In the listing below, locate the lines that hold "شیطان" and copy them.

DATA FOR THE TASK.
[START]
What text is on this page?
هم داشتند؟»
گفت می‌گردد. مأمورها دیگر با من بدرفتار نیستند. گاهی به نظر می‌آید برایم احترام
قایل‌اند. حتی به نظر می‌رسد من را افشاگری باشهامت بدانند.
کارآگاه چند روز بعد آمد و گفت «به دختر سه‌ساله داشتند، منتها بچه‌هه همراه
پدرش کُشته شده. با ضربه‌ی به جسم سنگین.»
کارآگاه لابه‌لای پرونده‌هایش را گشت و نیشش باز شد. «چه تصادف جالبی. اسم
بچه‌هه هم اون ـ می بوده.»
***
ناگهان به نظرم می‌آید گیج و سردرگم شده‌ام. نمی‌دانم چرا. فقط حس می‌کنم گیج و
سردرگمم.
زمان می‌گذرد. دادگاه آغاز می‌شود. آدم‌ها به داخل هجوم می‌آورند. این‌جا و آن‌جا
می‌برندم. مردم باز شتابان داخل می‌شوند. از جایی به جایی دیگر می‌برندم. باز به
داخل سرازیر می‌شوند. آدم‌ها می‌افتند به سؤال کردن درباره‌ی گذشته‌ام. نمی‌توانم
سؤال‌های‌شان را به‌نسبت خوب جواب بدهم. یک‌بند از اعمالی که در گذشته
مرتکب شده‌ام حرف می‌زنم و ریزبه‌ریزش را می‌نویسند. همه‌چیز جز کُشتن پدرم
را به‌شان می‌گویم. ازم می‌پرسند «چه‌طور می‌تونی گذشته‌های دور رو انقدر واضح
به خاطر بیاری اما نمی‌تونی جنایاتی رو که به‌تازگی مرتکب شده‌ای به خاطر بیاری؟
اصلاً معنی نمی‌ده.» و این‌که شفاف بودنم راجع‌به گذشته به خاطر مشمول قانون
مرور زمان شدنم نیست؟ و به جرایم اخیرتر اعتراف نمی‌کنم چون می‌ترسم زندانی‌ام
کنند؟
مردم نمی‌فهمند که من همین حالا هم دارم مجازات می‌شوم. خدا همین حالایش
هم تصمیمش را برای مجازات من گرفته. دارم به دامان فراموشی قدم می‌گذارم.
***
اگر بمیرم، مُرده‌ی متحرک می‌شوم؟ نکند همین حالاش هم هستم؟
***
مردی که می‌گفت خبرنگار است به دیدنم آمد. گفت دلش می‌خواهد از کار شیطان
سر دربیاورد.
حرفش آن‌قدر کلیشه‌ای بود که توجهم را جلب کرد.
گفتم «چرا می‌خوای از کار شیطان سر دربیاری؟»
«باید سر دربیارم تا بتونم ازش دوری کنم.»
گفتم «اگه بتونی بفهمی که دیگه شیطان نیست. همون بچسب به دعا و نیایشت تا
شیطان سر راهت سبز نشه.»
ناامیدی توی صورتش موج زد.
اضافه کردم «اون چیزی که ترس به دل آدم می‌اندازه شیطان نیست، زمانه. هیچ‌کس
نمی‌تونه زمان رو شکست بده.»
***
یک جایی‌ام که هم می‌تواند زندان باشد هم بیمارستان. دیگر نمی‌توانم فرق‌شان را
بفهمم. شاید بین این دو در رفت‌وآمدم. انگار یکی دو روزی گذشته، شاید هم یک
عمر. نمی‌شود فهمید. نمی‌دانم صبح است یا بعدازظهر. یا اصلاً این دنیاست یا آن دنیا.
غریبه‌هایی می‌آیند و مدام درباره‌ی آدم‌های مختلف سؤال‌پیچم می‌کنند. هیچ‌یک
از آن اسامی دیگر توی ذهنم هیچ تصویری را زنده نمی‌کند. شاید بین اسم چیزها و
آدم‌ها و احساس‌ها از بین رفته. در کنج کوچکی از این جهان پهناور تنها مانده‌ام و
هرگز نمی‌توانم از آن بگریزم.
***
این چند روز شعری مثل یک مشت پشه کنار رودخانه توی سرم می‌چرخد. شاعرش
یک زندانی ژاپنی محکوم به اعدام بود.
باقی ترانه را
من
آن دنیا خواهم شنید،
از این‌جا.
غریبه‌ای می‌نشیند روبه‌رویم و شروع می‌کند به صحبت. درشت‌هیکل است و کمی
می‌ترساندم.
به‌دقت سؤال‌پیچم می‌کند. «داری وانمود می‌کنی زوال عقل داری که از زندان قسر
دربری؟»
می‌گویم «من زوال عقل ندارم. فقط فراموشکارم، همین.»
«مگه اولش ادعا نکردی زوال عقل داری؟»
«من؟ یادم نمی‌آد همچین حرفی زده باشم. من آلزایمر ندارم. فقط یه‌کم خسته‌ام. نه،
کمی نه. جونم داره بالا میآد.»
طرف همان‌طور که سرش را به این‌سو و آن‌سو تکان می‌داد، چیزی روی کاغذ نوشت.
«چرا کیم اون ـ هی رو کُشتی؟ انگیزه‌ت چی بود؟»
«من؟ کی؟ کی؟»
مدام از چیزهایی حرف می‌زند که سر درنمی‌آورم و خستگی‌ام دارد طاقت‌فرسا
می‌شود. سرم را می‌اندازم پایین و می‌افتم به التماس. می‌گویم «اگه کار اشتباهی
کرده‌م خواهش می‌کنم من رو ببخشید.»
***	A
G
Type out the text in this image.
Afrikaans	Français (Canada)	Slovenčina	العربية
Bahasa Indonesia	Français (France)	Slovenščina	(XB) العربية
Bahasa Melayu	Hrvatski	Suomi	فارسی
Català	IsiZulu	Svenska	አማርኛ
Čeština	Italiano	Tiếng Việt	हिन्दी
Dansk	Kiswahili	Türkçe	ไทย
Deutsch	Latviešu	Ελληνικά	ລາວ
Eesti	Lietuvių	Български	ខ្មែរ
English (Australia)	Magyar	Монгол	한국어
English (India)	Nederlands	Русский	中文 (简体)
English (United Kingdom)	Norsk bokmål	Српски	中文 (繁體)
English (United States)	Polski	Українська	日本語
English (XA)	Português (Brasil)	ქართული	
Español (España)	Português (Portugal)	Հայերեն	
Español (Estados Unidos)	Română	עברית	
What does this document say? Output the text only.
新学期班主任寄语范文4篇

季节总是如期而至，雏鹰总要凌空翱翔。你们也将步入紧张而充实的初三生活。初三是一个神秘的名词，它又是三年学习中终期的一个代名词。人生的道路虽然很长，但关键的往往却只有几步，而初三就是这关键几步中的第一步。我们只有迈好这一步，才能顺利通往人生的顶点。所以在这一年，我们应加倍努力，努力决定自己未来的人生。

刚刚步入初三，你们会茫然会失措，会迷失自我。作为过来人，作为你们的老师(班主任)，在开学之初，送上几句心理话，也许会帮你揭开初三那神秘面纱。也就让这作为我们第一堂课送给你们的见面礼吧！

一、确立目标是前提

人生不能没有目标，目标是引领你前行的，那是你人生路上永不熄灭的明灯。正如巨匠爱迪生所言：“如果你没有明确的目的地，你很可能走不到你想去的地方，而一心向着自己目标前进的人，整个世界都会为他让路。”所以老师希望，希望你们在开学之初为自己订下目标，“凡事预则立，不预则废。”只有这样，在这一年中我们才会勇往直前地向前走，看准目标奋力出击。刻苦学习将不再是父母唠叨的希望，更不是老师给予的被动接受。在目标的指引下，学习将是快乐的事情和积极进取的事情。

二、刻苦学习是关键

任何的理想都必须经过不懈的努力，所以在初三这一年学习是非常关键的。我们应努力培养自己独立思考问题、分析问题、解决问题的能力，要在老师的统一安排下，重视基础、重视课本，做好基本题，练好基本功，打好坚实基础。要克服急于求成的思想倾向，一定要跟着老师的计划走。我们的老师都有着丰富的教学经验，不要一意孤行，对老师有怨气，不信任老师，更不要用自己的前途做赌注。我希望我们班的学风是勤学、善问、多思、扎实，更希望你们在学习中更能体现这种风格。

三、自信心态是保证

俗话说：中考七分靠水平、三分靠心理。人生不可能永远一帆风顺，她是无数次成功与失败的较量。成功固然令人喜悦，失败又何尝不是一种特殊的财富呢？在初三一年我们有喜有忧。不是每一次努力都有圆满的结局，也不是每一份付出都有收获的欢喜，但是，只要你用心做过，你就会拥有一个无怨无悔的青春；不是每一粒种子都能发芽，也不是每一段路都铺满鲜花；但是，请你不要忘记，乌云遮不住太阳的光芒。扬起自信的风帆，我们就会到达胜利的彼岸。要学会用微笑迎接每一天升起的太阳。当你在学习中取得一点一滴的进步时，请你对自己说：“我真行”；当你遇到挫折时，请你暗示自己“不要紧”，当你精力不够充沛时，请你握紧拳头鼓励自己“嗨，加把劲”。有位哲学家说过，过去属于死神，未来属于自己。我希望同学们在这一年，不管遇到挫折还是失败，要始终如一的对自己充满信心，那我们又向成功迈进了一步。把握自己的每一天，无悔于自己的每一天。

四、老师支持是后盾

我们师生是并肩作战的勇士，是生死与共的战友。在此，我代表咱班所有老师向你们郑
[END]
TASK OUTPUT.
مردی که می‌گفت خبرنگار است به دیدنم آمد. گفت دلش می‌خواهد از کار شیطان
گفتم «چرا می‌خوای از کار شیطان سر دربیاری؟»
گفتم «اگه بتونی بفهمی که دیگه شیطان نیست. همون بچسب به دعا و نیایشت تا
شیطان سر راهت سبز نشه.»
اضافه کردم «اون چیزی که ترس به دل آدم می‌اندازه شیطان نیست، زمانه. هیچ‌کس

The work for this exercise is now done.